## START Stored rows

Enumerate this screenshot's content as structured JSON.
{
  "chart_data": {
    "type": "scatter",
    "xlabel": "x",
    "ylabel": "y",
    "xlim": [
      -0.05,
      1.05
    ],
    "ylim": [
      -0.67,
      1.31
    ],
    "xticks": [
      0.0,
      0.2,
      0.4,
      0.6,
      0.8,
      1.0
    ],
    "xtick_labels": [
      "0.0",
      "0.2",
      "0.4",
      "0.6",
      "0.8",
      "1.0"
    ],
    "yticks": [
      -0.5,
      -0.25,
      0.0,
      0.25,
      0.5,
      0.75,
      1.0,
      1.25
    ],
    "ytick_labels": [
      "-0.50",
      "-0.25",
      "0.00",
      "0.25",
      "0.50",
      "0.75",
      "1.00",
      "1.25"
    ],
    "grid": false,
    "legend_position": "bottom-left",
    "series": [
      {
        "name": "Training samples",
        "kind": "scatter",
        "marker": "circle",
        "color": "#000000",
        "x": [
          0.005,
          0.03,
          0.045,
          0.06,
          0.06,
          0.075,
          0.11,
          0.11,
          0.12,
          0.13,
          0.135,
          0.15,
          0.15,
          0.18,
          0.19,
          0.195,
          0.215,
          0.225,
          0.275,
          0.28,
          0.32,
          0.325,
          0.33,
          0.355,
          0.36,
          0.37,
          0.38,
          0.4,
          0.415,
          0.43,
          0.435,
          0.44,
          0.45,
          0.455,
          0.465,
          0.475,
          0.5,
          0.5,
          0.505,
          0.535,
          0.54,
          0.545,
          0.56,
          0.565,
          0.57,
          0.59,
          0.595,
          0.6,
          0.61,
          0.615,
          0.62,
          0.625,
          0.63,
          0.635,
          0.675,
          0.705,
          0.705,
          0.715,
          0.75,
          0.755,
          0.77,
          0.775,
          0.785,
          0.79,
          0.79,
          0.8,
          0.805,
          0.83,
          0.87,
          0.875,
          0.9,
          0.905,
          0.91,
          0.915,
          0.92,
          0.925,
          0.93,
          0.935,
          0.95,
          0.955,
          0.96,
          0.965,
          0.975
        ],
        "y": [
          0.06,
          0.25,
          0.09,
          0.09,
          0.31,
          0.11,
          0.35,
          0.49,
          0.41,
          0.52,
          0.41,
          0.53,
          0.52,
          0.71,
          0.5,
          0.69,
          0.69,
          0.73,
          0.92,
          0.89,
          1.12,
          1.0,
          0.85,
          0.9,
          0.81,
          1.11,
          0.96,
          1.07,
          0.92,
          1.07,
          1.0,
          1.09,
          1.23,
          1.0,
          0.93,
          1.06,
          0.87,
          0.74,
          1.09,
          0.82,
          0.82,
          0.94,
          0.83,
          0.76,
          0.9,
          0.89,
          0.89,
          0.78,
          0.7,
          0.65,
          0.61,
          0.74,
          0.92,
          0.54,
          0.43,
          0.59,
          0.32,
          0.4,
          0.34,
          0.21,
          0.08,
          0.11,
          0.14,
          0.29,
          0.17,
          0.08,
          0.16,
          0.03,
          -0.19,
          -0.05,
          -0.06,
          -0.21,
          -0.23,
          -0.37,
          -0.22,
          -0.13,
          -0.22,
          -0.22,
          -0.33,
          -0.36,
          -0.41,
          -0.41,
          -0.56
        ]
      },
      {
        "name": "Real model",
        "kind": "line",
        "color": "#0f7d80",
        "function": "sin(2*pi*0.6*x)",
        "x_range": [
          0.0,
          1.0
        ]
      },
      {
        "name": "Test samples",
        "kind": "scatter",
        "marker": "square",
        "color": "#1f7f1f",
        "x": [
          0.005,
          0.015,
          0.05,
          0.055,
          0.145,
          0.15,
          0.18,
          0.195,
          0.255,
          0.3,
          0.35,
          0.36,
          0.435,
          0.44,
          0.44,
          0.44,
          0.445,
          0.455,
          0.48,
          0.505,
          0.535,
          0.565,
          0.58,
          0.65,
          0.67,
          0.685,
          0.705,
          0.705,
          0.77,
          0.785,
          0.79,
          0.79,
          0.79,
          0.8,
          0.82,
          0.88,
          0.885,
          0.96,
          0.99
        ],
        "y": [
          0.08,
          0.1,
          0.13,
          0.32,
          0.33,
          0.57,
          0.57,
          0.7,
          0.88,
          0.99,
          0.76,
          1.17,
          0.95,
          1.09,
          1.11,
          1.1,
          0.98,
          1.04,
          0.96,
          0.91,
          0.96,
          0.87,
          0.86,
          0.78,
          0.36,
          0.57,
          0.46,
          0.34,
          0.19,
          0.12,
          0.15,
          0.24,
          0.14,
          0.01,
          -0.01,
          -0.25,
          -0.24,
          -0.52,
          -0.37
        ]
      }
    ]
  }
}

## END Stored rows

Directive: Retype the records in full. Keep every line identical to the original.

Correct response:
Enumerate this screenshot's content as structured JSON.
{
  "chart_data": {
    "type": "scatter",
    "xlabel": "x",
    "ylabel": "y",
    "xlim": [
      -0.05,
      1.05
    ],
    "ylim": [
      -0.67,
      1.31
    ],
    "xticks": [
      0.0,
      0.2,
      0.4,
      0.6,
      0.8,
      1.0
    ],
    "xtick_labels": [
      "0.0",
      "0.2",
      "0.4",
      "0.6",
      "0.8",
      "1.0"
    ],
    "yticks": [
      -0.5,
      -0.25,
      0.0,
      0.25,
      0.5,
      0.75,
      1.0,
      1.25
    ],
    "ytick_labels": [
      "-0.50",
      "-0.25",
      "0.00",
      "0.25",
      "0.50",
      "0.75",
      "1.00",
      "1.25"
    ],
    "grid": false,
    "legend_position": "bottom-left",
    "series": [
      {
        "name": "Training samples",
        "kind": "scatter",
        "marker": "circle",
        "color": "#000000",
        "x": [
          0.005,
          0.03,
          0.045,
          0.06,
          0.06,
          0.075,
          0.11,
          0.11,
          0.12,
          0.13,
          0.135,
          0.15,
          0.15,
          0.18,
          0.19,
          0.195,
          0.215,
          0.225,
          0.275,
          0.28,
          0.32,
          0.325,
          0.33,
          0.355,
          0.36,
          0.37,
          0.38,
          0.4,
          0.415,
          0.43,
          0.435,
          0.44,
          0.45,
          0.455,
          0.465,
          0.475,
          0.5,
          0.5,
          0.505,
          0.535,
          0.54,
          0.545,
          0.56,
          0.565,
          0.57,
          0.59,
          0.595,
          0.6,
          0.61,
          0.615,
          0.62,
          0.625,
          0.63,
          0.635,
          0.675,
          0.705,
          0.705,
          0.715,
          0.75,
          0.755,
          0.77,
          0.775,
          0.785,
          0.79,
          0.79,
          0.8,
          0.805,
          0.83,
          0.87,
          0.875,
          0.9,
          0.905,
          0.91,
          0.915,
          0.92,
          0.925,
          0.93,
          0.935,
          0.95,
          0.955,
          0.96,
          0.965,
          0.975
        ],
        "y": [
          0.06,
          0.25,
          0.09,
          0.09,
          0.31,
          0.11,
          0.35,
          0.49,
          0.41,
          0.52,
          0.41,
          0.53,
          0.52,
          0.71,
          0.5,
          0.69,
          0.69,
          0.73,
          0.92,
          0.89,
          1.12,
          1.0,
          0.85,
          0.9,
          0.81,
          1.11,
          0.96,
          1.07,
          0.92,
          1.07,
          1.0,
          1.09,
          1.23,
          1.0,
          0.93,
          1.06,
          0.87,
          0.74,
          1.09,
          0.82,
          0.82,
          0.94,
          0.83,
          0.76,
          0.9,
          0.89,
          0.89,
          0.78,
          0.7,
          0.65,
          0.61,
          0.74,
          0.92,
          0.54,
          0.43,
          0.59,
          0.32,
          0.4,
          0.34,
          0.21,
          0.08,
          0.11,
          0.14,
          0.29,
          0.17,
          0.08,
          0.16,
          0.03,
          -0.19,
          -0.05,
          -0.06,
          -0.21,
          -0.23,
          -0.37,
          -0.22,
          -0.13,
          -0.22,
          -0.22,
          -0.33,
          -0.36,
          -0.41,
          -0.41,
          -0.56
        ]
      },
      {
        "name": "Real model",
        "kind": "line",
        "color": "#0f7d80",
        "function": "sin(2*pi*0.6*x)",
        "x_range": [
          0.0,
          1.0
        ]
      },
      {
        "name": "Test samples",
        "kind": "scatter",
        "marker": "square",
        "color": "#1f7f1f",
        "x": [
          0.005,
          0.015,
          0.05,
          0.055,
          0.145,
          0.15,
          0.18,
          0.195,
          0.255,
          0.3,
          0.35,
          0.36,
          0.435,
          0.44,
          0.44,
          0.44,
          0.445,
          0.455,
          0.48,
          0.505,
          0.535,
          0.565,
          0.58,
          0.65,
          0.67,
          0.685,
          0.705,
          0.705,
          0.77,
          0.785,
          0.79,
          0.79,
          0.79,
          0.8,
          0.82,
          0.88,
          0.885,
          0.96,
          0.99
        ],
        "y": [
          0.08,
          0.1,
          0.13,
          0.32,
          0.33,
          0.57,
          0.57,
          0.7,
          0.88,
          0.99,
          0.76,
          1.17,
          0.95,
          1.09,
          1.11,
          1.1,
          0.98,
          1.04,
          0.96,
          0.91,
          0.96,
          0.87,
          0.86,
          0.78,
          0.36,
          0.57,
          0.46,
          0.34,
          0.19,
          0.12,
          0.15,
          0.24,
          0.14,
          0.01,
          -0.01,
          -0.25,
          -0.24,
          -0.52,
          -0.37
        ]
      }
    ]
  }
}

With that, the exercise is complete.